Work to complete | Go through the listing and pick out each line with the word "this" in it.

# # #

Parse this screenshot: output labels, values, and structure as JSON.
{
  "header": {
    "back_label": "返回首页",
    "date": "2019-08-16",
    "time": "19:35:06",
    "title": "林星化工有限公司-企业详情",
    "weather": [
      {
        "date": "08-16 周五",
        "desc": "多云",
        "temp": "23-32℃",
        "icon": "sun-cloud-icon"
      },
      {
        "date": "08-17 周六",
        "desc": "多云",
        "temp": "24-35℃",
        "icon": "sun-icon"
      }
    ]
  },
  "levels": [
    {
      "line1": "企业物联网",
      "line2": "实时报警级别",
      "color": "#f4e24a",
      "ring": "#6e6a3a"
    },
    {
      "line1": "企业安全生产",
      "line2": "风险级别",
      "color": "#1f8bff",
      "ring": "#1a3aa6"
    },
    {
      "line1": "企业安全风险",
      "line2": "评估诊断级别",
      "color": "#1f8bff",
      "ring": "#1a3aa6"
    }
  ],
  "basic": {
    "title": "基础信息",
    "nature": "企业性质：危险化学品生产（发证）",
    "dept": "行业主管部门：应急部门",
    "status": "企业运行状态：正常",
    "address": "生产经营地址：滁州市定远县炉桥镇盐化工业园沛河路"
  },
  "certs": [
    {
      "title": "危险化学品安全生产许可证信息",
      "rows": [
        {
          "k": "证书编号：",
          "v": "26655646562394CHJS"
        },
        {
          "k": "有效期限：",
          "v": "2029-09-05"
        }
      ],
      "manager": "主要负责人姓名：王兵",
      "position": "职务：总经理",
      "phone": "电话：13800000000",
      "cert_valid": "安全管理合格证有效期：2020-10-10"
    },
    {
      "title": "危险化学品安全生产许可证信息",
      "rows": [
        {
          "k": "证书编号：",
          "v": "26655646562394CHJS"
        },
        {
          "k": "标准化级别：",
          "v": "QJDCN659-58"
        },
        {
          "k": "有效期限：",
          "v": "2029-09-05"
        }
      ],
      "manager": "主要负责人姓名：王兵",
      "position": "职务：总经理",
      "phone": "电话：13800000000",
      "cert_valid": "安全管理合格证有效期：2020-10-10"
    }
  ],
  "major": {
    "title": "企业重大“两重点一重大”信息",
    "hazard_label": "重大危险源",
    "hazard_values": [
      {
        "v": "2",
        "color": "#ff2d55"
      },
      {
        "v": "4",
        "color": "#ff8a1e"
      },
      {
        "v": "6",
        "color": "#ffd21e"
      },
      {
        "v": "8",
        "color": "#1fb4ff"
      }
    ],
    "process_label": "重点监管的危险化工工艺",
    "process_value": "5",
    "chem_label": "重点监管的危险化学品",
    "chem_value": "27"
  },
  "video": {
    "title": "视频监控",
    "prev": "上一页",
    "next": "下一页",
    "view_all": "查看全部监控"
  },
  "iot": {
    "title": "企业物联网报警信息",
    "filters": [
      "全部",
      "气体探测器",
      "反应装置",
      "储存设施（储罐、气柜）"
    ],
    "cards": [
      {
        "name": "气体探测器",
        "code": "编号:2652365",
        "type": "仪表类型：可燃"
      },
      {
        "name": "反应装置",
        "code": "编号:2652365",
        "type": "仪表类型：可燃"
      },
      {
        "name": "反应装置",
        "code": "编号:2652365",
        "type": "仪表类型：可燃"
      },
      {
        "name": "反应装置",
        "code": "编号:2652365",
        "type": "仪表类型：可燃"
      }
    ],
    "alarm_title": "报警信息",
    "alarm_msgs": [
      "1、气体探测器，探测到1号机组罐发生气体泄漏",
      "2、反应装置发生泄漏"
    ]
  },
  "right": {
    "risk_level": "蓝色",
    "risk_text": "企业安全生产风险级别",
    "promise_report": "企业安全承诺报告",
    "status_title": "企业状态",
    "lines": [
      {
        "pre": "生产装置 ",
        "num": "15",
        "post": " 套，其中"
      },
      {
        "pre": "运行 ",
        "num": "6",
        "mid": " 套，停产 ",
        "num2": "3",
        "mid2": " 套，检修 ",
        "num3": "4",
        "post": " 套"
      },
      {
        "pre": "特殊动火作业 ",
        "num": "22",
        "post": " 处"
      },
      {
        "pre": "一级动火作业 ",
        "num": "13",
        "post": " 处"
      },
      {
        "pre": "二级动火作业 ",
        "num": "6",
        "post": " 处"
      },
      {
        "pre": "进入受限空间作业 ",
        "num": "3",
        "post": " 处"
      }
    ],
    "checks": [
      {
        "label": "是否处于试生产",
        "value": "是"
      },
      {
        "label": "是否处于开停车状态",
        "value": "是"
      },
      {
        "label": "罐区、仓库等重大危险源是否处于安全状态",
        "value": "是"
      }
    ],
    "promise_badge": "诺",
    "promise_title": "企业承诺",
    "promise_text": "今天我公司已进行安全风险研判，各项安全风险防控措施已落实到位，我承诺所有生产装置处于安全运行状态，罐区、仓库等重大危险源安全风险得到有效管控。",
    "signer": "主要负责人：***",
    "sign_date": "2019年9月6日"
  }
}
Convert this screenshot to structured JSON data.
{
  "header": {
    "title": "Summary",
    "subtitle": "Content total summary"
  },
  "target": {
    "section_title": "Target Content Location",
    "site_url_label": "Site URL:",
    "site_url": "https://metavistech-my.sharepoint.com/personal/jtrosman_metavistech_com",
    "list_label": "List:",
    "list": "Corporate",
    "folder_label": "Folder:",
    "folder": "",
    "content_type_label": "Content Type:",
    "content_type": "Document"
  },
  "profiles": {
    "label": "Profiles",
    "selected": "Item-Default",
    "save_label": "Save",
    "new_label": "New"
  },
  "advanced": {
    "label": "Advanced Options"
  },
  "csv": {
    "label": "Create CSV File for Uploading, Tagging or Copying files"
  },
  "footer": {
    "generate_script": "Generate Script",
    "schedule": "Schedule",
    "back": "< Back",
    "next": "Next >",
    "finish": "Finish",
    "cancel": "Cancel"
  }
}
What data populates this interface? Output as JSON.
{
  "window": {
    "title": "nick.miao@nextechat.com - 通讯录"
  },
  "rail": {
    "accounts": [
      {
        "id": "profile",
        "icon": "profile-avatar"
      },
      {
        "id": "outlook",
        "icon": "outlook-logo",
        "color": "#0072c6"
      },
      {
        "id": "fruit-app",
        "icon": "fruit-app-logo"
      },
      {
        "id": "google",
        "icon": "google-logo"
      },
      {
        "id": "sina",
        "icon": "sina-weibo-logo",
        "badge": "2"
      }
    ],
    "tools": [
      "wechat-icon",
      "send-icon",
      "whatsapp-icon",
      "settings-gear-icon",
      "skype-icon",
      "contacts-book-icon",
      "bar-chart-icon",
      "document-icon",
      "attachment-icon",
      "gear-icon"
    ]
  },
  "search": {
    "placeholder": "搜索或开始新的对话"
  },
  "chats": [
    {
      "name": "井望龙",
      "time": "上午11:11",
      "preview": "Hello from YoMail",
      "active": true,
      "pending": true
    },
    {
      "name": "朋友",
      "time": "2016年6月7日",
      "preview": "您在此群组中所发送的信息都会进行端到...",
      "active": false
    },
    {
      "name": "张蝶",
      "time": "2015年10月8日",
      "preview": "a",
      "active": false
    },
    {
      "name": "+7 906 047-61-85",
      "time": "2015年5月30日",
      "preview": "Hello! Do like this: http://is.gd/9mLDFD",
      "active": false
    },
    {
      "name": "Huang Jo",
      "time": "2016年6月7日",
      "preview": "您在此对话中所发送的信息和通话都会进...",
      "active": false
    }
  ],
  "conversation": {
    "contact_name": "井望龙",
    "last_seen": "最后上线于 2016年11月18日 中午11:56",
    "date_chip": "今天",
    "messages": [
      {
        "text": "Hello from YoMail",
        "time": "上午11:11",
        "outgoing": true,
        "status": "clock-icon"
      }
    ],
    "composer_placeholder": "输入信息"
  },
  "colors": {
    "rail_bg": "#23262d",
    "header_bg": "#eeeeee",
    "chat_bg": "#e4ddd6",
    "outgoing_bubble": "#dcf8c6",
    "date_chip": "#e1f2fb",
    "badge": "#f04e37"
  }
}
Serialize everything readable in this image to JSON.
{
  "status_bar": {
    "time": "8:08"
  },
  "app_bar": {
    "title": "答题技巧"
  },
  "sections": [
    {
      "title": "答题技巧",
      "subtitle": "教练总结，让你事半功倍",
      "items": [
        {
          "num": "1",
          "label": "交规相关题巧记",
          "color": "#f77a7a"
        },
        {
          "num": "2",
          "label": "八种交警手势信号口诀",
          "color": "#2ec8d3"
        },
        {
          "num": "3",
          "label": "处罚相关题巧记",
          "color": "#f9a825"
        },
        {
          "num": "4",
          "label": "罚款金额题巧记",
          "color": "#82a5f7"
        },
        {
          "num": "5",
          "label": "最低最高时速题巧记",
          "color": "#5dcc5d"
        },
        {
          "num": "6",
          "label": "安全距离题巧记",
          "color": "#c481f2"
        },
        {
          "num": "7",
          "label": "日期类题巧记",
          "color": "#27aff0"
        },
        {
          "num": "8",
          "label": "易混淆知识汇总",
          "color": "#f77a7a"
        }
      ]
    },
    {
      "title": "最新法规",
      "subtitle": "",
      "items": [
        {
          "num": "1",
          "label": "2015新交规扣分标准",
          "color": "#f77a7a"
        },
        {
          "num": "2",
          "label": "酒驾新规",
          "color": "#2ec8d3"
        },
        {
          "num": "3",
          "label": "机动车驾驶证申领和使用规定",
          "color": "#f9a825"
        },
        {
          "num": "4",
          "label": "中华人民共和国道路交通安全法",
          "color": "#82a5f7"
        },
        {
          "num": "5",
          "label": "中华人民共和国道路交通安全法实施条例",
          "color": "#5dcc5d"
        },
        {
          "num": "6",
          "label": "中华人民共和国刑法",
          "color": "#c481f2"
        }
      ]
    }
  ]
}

# # #

Response to the exercise |
Parse this screenshot: output labels, values, and structure as JSON.
Convert this screenshot to structured JSON data.
What data populates this interface? Output as JSON.
      "preview": "Hello! Do like this: http://is.gd/9mLDFD",
Serialize everything readable in this image to JSON.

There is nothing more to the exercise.